### WHAT IS BEING ASKED
Locate the string "relevant" throughout the material and copy every line in which it occurs.
>> start AVAILABLE RECORDS
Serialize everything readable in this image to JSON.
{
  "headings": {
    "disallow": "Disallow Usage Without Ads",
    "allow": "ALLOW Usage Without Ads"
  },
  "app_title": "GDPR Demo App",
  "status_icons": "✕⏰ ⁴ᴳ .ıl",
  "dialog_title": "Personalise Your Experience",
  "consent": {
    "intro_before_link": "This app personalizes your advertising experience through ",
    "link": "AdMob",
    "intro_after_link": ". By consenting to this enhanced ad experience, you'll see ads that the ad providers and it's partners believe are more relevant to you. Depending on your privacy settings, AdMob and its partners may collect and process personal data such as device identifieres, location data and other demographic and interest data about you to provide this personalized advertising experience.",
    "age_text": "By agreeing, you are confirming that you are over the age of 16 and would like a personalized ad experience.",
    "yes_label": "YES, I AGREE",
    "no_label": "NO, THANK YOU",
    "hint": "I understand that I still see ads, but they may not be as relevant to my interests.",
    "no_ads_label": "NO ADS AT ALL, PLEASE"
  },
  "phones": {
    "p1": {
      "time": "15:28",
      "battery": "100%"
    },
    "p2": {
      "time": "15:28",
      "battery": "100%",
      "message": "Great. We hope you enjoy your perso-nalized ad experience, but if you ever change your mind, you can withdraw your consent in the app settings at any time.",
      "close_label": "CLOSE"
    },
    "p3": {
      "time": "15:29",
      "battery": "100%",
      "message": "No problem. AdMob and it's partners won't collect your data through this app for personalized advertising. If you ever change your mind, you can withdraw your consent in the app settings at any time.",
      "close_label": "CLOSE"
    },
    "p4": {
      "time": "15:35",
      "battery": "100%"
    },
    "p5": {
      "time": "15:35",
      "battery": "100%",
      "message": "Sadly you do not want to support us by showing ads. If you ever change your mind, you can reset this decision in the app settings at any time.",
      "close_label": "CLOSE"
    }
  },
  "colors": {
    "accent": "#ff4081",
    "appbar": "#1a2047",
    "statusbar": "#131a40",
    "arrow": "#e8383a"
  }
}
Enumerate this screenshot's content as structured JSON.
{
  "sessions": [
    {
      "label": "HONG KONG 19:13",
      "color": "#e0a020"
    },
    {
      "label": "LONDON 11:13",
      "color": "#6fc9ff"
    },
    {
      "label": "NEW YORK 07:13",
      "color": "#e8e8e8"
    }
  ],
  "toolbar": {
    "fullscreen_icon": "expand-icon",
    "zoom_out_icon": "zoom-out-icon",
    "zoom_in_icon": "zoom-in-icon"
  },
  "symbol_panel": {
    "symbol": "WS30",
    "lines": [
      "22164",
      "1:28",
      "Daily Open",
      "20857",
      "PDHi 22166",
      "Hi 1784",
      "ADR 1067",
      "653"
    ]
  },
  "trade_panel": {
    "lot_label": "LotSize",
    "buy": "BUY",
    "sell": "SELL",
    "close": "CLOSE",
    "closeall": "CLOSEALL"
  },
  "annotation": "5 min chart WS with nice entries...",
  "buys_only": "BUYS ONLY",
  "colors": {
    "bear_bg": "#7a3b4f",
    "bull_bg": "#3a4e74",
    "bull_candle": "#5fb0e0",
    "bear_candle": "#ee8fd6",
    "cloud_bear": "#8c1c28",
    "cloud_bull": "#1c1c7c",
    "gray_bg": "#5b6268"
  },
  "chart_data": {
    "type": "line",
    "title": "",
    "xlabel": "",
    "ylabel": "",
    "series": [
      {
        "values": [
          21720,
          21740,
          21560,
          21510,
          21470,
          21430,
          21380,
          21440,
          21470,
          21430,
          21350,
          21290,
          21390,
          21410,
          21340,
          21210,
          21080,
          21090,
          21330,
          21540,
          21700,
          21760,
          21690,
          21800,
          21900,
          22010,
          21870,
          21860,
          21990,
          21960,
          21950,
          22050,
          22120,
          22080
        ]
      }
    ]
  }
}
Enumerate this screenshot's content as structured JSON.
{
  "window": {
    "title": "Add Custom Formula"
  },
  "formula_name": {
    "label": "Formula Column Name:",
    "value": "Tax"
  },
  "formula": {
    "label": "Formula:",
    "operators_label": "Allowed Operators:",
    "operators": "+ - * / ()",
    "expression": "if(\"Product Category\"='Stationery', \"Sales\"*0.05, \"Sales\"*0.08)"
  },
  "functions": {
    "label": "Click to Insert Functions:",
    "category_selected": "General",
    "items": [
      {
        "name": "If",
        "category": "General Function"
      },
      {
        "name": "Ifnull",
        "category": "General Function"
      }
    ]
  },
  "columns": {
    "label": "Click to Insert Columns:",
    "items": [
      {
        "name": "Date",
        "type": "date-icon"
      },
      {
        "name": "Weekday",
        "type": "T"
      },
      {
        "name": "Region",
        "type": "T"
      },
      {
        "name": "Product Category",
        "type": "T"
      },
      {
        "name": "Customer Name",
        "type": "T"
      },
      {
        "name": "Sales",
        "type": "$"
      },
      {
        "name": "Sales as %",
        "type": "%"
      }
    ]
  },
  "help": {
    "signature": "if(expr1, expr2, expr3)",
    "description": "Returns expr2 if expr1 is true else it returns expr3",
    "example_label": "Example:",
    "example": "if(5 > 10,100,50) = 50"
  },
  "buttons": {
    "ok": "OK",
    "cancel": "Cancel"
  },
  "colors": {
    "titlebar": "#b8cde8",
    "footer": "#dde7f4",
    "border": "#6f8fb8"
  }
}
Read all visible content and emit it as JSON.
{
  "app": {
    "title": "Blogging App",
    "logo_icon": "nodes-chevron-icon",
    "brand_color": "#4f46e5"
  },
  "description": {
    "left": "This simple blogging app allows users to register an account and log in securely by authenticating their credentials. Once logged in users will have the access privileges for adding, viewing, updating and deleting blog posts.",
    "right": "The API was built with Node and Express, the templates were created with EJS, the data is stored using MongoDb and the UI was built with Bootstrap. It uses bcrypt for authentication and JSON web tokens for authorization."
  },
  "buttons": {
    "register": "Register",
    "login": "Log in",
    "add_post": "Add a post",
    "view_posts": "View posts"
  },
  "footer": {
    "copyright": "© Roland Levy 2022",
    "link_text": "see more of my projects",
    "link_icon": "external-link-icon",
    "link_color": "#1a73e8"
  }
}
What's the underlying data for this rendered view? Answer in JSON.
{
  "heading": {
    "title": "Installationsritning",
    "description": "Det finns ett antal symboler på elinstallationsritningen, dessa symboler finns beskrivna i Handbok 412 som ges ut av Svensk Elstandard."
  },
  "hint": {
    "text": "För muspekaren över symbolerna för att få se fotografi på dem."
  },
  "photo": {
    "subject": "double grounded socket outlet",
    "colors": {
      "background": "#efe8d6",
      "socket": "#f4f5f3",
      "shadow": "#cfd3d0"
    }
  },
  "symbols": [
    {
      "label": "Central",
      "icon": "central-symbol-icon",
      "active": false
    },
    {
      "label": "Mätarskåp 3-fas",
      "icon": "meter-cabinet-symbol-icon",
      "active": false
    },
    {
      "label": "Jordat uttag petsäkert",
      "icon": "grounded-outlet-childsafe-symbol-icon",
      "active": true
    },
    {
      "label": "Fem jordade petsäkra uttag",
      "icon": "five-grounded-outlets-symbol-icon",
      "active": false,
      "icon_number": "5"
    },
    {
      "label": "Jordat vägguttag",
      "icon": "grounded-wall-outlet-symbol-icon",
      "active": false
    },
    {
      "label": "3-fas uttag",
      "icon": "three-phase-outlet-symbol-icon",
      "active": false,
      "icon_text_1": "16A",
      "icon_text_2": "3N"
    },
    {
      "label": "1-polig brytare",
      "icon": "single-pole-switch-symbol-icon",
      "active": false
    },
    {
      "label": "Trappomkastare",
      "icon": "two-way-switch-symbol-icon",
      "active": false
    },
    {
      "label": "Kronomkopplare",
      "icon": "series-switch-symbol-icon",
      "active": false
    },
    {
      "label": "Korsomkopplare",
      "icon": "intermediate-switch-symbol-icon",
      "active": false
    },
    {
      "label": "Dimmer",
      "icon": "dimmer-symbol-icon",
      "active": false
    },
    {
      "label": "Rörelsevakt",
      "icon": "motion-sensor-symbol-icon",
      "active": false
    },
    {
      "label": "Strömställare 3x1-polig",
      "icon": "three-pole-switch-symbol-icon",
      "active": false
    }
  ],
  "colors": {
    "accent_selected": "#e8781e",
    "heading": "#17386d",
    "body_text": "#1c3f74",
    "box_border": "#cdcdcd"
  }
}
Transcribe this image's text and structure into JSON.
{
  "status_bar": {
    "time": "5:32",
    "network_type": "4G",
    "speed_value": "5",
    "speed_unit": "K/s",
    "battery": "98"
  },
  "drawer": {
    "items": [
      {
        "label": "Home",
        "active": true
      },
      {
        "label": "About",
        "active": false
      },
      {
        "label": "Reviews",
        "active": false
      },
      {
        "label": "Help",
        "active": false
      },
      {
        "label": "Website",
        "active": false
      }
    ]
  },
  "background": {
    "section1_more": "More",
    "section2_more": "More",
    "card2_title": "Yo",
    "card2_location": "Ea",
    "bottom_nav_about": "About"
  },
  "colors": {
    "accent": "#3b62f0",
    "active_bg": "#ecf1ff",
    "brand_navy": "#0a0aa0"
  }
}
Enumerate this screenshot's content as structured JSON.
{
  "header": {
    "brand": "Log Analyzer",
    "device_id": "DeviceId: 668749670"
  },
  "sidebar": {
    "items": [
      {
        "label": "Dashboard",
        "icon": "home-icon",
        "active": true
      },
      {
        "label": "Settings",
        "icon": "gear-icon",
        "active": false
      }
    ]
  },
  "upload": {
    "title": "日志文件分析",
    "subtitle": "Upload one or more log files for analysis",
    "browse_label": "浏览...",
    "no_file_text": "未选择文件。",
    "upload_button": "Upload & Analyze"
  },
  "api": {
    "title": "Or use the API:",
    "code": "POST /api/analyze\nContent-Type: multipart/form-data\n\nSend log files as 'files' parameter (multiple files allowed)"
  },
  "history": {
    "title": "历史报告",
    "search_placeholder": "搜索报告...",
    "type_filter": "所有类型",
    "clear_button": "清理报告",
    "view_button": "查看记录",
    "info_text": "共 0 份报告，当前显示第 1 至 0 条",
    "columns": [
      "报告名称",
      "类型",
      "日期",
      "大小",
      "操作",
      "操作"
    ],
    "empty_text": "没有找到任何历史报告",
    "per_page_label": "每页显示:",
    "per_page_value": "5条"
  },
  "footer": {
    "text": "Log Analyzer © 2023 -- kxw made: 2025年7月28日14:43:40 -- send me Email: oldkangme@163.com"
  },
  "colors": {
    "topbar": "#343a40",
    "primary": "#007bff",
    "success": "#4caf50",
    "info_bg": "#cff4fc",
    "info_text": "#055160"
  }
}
>> end AVAILABLE RECORDS
### RESPONSE FOR THIS EXERCISE
    "intro_after_link": ". By consenting to this enhanced ad experience, you'll see ads that the ad providers and it's partners believe are more relevant to you. Depending on your privacy settings, AdMob and its partners may collect and process personal data such as device identifieres, location data and other demographic and interest data about you to provide this personalized advertising experience.",
    "hint": "I understand that I still see ads, but they may not be as relevant to my interests.",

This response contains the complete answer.